BEGIN Provided material

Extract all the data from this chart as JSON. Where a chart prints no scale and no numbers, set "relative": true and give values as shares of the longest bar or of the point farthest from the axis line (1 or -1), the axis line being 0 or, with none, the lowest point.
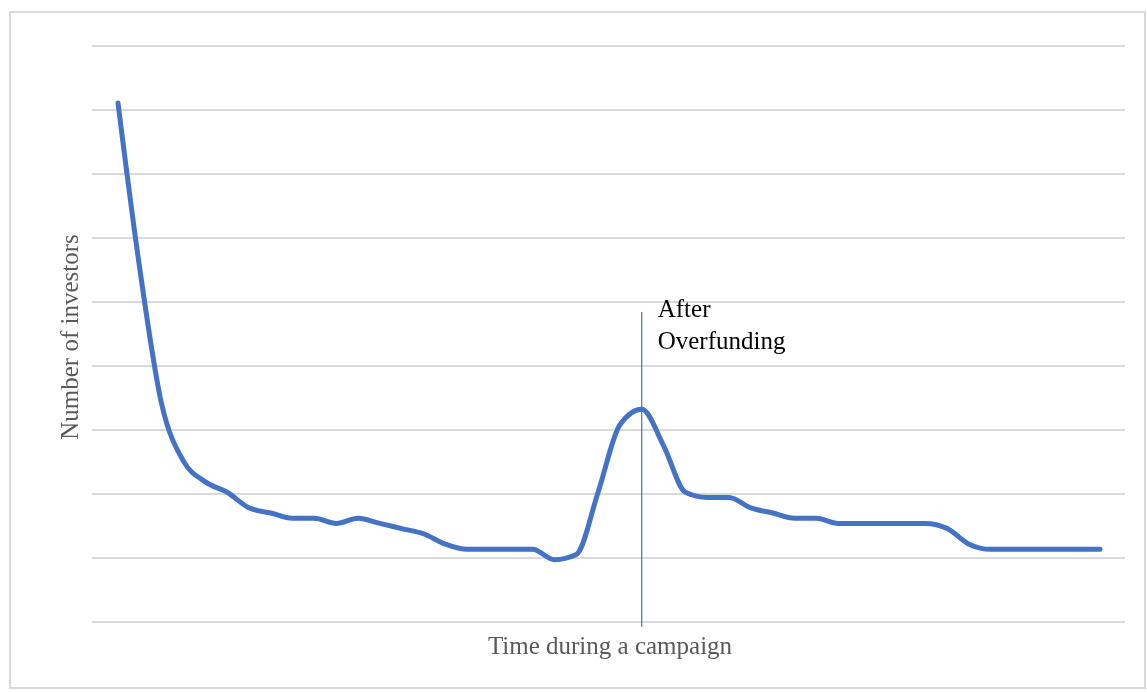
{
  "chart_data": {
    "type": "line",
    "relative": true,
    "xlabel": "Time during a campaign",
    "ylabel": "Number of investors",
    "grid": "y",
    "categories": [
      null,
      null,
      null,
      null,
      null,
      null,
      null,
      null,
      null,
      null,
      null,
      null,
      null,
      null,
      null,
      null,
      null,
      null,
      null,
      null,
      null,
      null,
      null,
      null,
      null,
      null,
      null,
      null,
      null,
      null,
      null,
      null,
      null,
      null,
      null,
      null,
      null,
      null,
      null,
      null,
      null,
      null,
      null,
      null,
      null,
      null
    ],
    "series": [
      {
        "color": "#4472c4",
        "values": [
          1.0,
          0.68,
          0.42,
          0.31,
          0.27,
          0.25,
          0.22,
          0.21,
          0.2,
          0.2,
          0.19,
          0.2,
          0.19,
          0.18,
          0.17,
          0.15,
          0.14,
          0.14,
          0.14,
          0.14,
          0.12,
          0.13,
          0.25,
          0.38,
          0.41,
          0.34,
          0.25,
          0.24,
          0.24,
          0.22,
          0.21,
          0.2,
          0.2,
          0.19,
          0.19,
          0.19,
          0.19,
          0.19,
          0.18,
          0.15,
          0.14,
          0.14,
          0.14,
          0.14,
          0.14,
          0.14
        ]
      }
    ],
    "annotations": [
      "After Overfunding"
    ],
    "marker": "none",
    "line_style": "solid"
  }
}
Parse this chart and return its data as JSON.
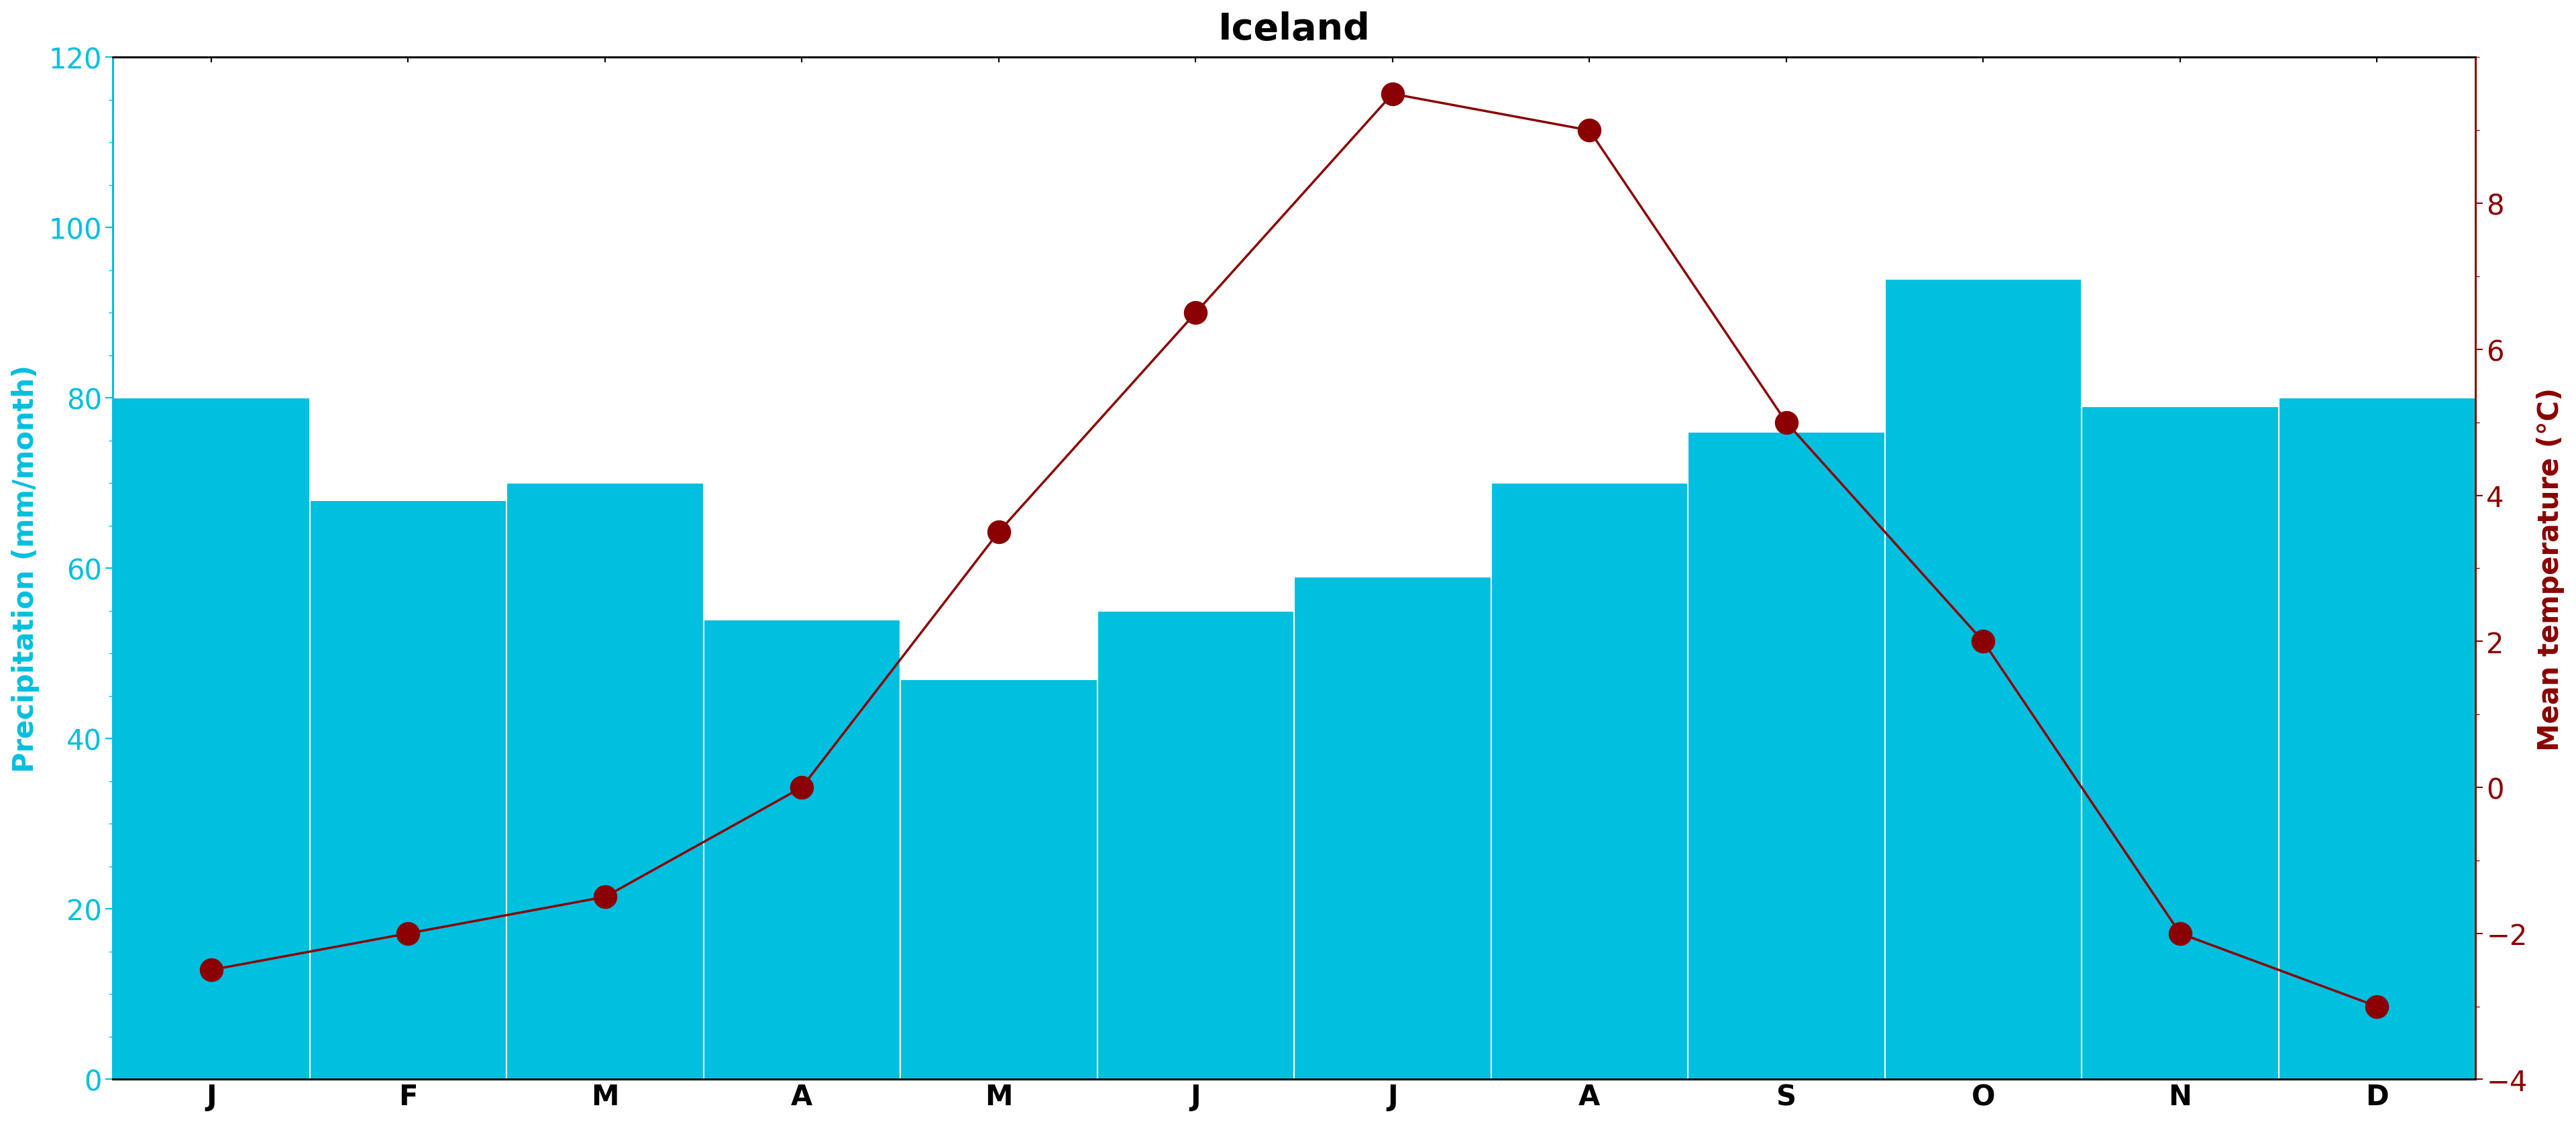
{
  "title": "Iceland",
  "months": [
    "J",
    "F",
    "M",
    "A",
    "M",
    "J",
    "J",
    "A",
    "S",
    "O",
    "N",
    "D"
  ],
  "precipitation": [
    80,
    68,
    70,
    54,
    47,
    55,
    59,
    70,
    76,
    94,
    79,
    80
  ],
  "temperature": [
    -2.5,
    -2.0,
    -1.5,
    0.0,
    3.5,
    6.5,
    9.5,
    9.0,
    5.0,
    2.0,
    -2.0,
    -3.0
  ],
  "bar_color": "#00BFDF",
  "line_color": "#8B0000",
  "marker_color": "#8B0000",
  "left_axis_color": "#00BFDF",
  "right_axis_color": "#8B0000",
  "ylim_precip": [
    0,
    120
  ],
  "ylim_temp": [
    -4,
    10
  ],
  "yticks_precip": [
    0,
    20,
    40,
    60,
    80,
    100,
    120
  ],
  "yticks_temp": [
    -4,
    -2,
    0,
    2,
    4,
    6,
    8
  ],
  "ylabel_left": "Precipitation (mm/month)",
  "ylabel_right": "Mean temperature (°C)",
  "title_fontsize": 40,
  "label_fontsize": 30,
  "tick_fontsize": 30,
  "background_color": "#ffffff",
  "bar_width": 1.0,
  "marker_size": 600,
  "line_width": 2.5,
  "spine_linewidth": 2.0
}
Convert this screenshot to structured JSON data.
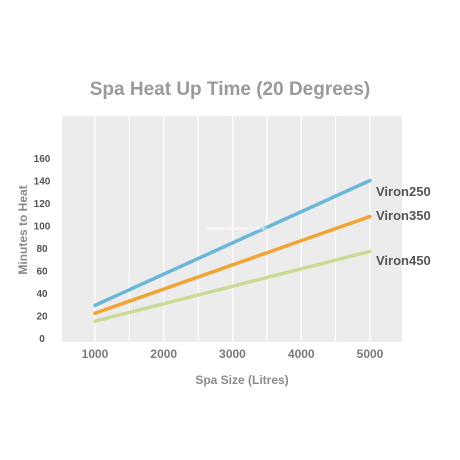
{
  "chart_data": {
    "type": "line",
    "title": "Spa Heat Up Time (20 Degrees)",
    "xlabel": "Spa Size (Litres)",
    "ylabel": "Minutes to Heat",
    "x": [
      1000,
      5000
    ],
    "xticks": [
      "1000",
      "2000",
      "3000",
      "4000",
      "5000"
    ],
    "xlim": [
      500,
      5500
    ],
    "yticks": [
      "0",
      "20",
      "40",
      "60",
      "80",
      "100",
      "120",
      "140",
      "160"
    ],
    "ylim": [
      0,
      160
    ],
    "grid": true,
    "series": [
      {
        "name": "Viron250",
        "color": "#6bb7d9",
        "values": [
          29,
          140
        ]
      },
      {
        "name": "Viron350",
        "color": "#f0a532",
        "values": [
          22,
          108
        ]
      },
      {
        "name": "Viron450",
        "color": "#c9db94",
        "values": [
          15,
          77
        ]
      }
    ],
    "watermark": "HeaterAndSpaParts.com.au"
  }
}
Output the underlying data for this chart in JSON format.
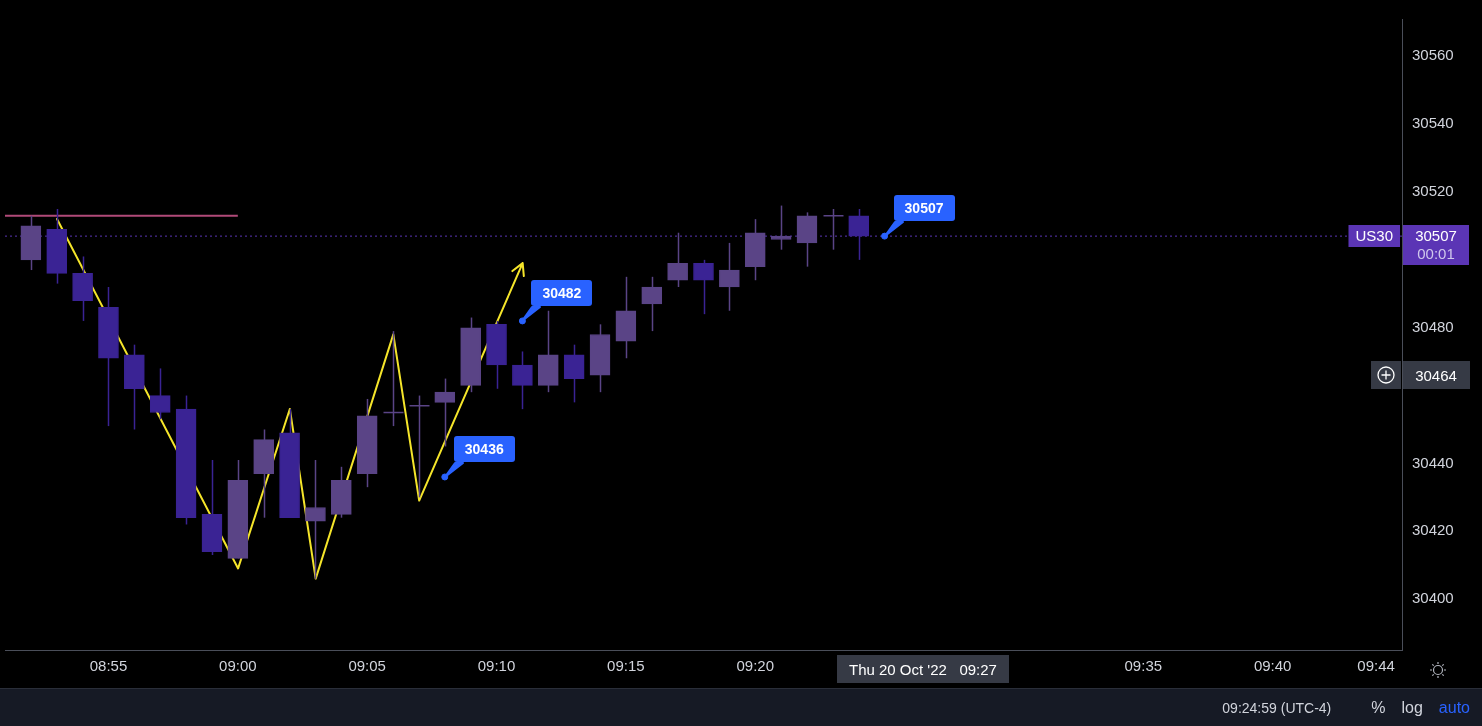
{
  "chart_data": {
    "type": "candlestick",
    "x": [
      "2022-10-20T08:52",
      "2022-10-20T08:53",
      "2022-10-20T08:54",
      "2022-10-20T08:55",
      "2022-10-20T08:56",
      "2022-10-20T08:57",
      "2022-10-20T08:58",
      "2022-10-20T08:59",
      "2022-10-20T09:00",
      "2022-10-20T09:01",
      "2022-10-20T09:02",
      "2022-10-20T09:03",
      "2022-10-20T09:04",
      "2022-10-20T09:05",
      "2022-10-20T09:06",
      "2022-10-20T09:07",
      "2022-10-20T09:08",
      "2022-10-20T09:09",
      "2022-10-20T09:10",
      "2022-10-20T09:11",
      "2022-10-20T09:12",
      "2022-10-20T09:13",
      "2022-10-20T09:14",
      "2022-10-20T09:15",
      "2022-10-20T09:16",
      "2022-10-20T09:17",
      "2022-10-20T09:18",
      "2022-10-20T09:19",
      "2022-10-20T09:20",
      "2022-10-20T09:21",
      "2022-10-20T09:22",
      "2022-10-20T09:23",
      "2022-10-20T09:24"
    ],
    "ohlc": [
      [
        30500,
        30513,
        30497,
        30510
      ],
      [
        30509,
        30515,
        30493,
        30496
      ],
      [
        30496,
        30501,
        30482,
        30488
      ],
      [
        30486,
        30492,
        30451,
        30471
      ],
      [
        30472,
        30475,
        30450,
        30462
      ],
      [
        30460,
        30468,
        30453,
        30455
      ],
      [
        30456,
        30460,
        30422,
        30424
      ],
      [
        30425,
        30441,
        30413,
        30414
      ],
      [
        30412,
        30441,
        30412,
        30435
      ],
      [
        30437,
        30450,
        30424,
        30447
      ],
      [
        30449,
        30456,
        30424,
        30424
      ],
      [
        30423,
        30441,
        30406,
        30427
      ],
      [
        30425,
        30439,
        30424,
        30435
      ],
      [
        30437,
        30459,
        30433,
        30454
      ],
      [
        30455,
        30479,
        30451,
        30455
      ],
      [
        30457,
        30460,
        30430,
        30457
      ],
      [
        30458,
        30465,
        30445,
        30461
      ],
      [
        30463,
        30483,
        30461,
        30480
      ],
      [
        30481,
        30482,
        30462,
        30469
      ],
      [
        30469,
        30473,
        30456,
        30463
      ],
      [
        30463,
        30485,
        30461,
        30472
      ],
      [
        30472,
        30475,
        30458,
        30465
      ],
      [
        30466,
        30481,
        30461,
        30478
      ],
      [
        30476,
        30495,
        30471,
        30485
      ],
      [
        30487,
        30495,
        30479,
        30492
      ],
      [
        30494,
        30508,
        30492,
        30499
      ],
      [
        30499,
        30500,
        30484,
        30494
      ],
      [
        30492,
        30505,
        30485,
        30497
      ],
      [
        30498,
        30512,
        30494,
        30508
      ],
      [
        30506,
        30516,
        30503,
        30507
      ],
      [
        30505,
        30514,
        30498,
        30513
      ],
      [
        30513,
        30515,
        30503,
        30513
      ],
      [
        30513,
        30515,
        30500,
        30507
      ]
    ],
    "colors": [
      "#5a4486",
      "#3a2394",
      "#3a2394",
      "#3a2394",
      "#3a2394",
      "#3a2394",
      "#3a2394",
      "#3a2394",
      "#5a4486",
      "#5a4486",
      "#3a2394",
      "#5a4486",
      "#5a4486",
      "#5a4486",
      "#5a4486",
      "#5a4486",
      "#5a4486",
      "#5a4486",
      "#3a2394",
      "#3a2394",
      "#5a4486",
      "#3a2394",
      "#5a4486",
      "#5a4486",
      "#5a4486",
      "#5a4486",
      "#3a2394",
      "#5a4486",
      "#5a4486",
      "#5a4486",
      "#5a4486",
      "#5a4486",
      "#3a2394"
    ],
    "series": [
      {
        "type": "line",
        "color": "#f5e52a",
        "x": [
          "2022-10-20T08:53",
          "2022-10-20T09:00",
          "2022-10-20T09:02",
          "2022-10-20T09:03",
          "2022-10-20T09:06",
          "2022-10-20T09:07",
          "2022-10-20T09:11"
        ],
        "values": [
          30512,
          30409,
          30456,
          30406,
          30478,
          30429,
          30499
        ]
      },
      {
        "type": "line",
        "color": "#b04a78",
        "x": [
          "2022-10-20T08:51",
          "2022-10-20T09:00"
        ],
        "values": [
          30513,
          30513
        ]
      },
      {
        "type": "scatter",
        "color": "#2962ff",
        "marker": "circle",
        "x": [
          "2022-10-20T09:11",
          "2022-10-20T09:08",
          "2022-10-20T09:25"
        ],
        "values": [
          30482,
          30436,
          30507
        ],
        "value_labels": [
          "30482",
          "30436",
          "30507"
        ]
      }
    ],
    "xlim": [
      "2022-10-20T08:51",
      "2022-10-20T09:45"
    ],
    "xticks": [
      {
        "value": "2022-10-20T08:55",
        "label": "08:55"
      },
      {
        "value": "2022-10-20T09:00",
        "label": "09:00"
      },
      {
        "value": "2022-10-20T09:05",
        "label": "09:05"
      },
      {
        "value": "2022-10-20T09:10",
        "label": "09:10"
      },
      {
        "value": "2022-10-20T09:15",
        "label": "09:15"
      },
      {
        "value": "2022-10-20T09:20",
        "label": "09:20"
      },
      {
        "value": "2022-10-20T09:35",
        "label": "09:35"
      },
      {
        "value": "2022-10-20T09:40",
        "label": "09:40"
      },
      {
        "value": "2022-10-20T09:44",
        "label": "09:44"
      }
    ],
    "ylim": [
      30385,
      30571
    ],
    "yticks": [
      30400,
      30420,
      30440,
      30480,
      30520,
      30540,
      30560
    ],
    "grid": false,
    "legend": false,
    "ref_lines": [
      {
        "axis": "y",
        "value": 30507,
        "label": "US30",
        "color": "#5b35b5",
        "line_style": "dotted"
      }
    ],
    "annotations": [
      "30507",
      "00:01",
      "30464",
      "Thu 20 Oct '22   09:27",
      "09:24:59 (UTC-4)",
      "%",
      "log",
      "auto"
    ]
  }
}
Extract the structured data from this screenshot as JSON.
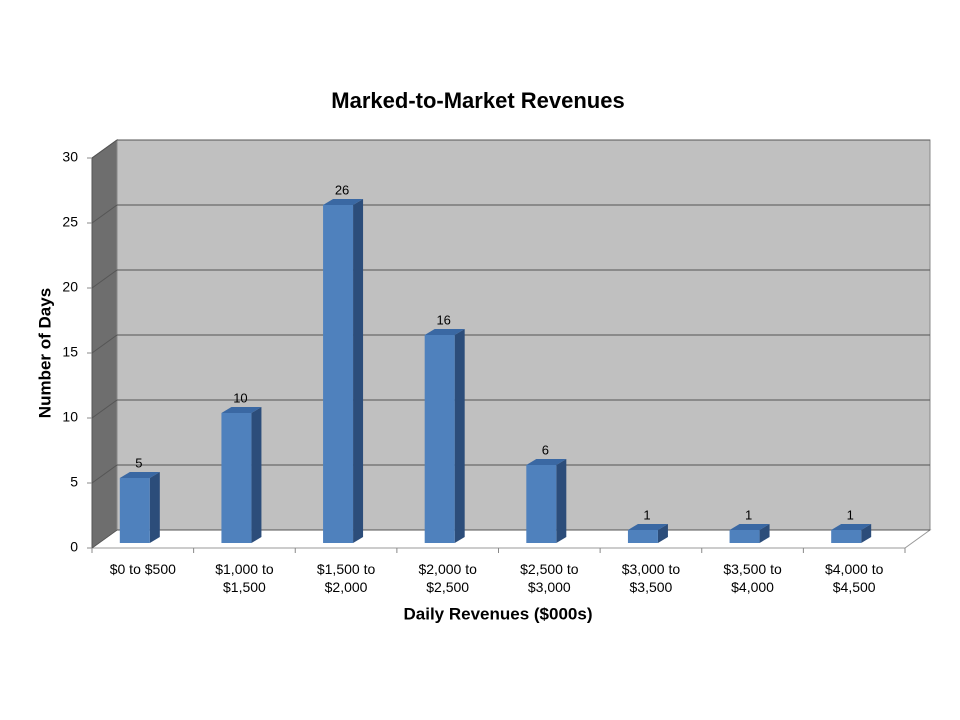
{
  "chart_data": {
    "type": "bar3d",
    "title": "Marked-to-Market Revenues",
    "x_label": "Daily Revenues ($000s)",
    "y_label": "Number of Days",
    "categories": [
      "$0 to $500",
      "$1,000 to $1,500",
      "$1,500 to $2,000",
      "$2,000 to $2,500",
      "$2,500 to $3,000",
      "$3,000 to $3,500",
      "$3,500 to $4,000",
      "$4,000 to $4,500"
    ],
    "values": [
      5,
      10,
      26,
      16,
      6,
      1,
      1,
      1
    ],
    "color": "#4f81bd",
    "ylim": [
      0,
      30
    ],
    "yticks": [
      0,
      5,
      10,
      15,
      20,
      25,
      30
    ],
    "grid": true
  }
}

END Provided material

▶ [Problem details] Take every line from the records above that has the word "Revenues" and copy it.

▶ [Task answer]
    "title": "Marked-to-Market Revenues",
    "x_label": "Daily Revenues ($000s)",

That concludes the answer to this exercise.